● **Task objective**: Reproduce every entry exactly as shown.

● **Dataset rows**:
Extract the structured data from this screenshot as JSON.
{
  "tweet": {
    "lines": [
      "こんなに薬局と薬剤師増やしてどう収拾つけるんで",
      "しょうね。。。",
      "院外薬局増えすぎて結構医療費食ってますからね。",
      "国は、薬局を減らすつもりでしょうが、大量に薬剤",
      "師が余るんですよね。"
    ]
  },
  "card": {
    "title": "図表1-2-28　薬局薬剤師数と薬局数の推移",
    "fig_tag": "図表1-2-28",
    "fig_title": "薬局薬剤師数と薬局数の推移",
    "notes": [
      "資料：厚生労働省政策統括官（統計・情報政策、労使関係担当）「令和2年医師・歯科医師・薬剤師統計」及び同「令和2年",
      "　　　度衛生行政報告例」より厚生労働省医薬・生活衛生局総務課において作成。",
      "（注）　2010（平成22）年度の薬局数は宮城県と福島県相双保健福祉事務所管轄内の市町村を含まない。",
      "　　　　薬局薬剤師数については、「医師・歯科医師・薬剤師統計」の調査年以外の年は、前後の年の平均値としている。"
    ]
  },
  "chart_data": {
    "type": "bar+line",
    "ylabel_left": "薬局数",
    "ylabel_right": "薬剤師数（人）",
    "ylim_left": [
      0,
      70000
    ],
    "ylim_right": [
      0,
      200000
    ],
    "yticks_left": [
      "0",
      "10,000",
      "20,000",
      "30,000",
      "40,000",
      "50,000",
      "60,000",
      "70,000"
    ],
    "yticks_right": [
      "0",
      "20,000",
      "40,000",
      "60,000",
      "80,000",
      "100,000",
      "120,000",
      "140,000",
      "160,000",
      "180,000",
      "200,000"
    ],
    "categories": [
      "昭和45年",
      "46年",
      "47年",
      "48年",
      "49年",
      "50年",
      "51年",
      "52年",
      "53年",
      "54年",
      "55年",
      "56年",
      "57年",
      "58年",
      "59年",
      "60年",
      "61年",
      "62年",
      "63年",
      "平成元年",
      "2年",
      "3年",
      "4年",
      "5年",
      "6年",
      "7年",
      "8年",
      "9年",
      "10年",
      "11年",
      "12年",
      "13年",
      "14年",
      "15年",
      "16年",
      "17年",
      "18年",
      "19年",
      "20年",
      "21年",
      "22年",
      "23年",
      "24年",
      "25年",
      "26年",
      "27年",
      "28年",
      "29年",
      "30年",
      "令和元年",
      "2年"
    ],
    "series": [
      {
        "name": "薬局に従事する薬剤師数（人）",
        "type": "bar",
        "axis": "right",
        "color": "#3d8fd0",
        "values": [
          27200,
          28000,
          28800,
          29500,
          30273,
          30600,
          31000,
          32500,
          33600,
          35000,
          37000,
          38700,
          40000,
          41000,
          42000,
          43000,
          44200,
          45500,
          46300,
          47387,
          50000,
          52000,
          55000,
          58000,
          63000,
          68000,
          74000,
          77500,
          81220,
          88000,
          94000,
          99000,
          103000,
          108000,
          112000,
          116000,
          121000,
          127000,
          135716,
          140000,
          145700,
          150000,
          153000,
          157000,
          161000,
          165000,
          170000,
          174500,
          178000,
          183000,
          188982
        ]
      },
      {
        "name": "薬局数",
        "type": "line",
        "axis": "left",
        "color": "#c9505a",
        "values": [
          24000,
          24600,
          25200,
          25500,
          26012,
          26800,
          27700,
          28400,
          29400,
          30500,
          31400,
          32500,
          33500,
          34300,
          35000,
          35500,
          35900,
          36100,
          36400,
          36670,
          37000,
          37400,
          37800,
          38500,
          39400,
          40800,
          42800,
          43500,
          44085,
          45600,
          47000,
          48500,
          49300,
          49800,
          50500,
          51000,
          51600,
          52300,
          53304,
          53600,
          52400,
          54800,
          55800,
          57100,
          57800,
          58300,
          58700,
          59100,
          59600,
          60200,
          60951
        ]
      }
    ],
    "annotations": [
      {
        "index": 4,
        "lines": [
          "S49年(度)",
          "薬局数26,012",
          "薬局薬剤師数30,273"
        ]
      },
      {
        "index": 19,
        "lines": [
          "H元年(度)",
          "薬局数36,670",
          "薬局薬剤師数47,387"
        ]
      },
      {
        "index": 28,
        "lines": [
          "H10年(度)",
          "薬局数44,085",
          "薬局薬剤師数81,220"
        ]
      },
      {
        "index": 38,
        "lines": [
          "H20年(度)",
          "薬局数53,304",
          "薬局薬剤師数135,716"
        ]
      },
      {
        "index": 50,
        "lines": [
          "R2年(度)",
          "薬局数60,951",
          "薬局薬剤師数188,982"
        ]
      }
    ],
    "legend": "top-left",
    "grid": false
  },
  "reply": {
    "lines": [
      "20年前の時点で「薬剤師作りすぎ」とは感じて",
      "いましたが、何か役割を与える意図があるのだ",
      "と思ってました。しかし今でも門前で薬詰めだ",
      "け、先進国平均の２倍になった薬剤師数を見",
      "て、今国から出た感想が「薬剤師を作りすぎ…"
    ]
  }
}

● **Response for this exercise**:
Extract the structured data from this screenshot as JSON.
{
  "tweet": {
    "lines": [
      "こんなに薬局と薬剤師増やしてどう収拾つけるんで",
      "しょうね。。。",
      "院外薬局増えすぎて結構医療費食ってますからね。",
      "国は、薬局を減らすつもりでしょうが、大量に薬剤",
      "師が余るんですよね。"
    ]
  },
  "card": {
    "title": "図表1-2-28　薬局薬剤師数と薬局数の推移",
    "fig_tag": "図表1-2-28",
    "fig_title": "薬局薬剤師数と薬局数の推移",
    "notes": [
      "資料：厚生労働省政策統括官（統計・情報政策、労使関係担当）「令和2年医師・歯科医師・薬剤師統計」及び同「令和2年",
      "　　　度衛生行政報告例」より厚生労働省医薬・生活衛生局総務課において作成。",
      "（注）　2010（平成22）年度の薬局数は宮城県と福島県相双保健福祉事務所管轄内の市町村を含まない。",
      "　　　　薬局薬剤師数については、「医師・歯科医師・薬剤師統計」の調査年以外の年は、前後の年の平均値としている。"
    ]
  },
  "chart_data": {
    "type": "bar+line",
    "ylabel_left": "薬局数",
    "ylabel_right": "薬剤師数（人）",
    "ylim_left": [
      0,
      70000
    ],
    "ylim_right": [
      0,
      200000
    ],
    "yticks_left": [
      "0",
      "10,000",
      "20,000",
      "30,000",
      "40,000",
      "50,000",
      "60,000",
      "70,000"
    ],
    "yticks_right": [
      "0",
      "20,000",
      "40,000",
      "60,000",
      "80,000",
      "100,000",
      "120,000",
      "140,000",
      "160,000",
      "180,000",
      "200,000"
    ],
    "categories": [
      "昭和45年",
      "46年",
      "47年",
      "48年",
      "49年",
      "50年",
      "51年",
      "52年",
      "53年",
      "54年",
      "55年",
      "56年",
      "57年",
      "58年",
      "59年",
      "60年",
      "61年",
      "62年",
      "63年",
      "平成元年",
      "2年",
      "3年",
      "4年",
      "5年",
      "6年",
      "7年",
      "8年",
      "9年",
      "10年",
      "11年",
      "12年",
      "13年",
      "14年",
      "15年",
      "16年",
      "17年",
      "18年",
      "19年",
      "20年",
      "21年",
      "22年",
      "23年",
      "24年",
      "25年",
      "26年",
      "27年",
      "28年",
      "29年",
      "30年",
      "令和元年",
      "2年"
    ],
    "series": [
      {
        "name": "薬局に従事する薬剤師数（人）",
        "type": "bar",
        "axis": "right",
        "color": "#3d8fd0",
        "values": [
          27200,
          28000,
          28800,
          29500,
          30273,
          30600,
          31000,
          32500,
          33600,
          35000,
          37000,
          38700,
          40000,
          41000,
          42000,
          43000,
          44200,
          45500,
          46300,
          47387,
          50000,
          52000,
          55000,
          58000,
          63000,
          68000,
          74000,
          77500,
          81220,
          88000,
          94000,
          99000,
          103000,
          108000,
          112000,
          116000,
          121000,
          127000,
          135716,
          140000,
          145700,
          150000,
          153000,
          157000,
          161000,
          165000,
          170000,
          174500,
          178000,
          183000,
          188982
        ]
      },
      {
        "name": "薬局数",
        "type": "line",
        "axis": "left",
        "color": "#c9505a",
        "values": [
          24000,
          24600,
          25200,
          25500,
          26012,
          26800,
          27700,
          28400,
          29400,
          30500,
          31400,
          32500,
          33500,
          34300,
          35000,
          35500,
          35900,
          36100,
          36400,
          36670,
          37000,
          37400,
          37800,
          38500,
          39400,
          40800,
          42800,
          43500,
          44085,
          45600,
          47000,
          48500,
          49300,
          49800,
          50500,
          51000,
          51600,
          52300,
          53304,
          53600,
          52400,
          54800,
          55800,
          57100,
          57800,
          58300,
          58700,
          59100,
          59600,
          60200,
          60951
        ]
      }
    ],
    "annotations": [
      {
        "index": 4,
        "lines": [
          "S49年(度)",
          "薬局数26,012",
          "薬局薬剤師数30,273"
        ]
      },
      {
        "index": 19,
        "lines": [
          "H元年(度)",
          "薬局数36,670",
          "薬局薬剤師数47,387"
        ]
      },
      {
        "index": 28,
        "lines": [
          "H10年(度)",
          "薬局数44,085",
          "薬局薬剤師数81,220"
        ]
      },
      {
        "index": 38,
        "lines": [
          "H20年(度)",
          "薬局数53,304",
          "薬局薬剤師数135,716"
        ]
      },
      {
        "index": 50,
        "lines": [
          "R2年(度)",
          "薬局数60,951",
          "薬局薬剤師数188,982"
        ]
      }
    ],
    "legend": "top-left",
    "grid": false
  },
  "reply": {
    "lines": [
      "20年前の時点で「薬剤師作りすぎ」とは感じて",
      "いましたが、何か役割を与える意図があるのだ",
      "と思ってました。しかし今でも門前で薬詰めだ",
      "け、先進国平均の２倍になった薬剤師数を見",
      "て、今国から出た感想が「薬剤師を作りすぎ…"
    ]
  }
}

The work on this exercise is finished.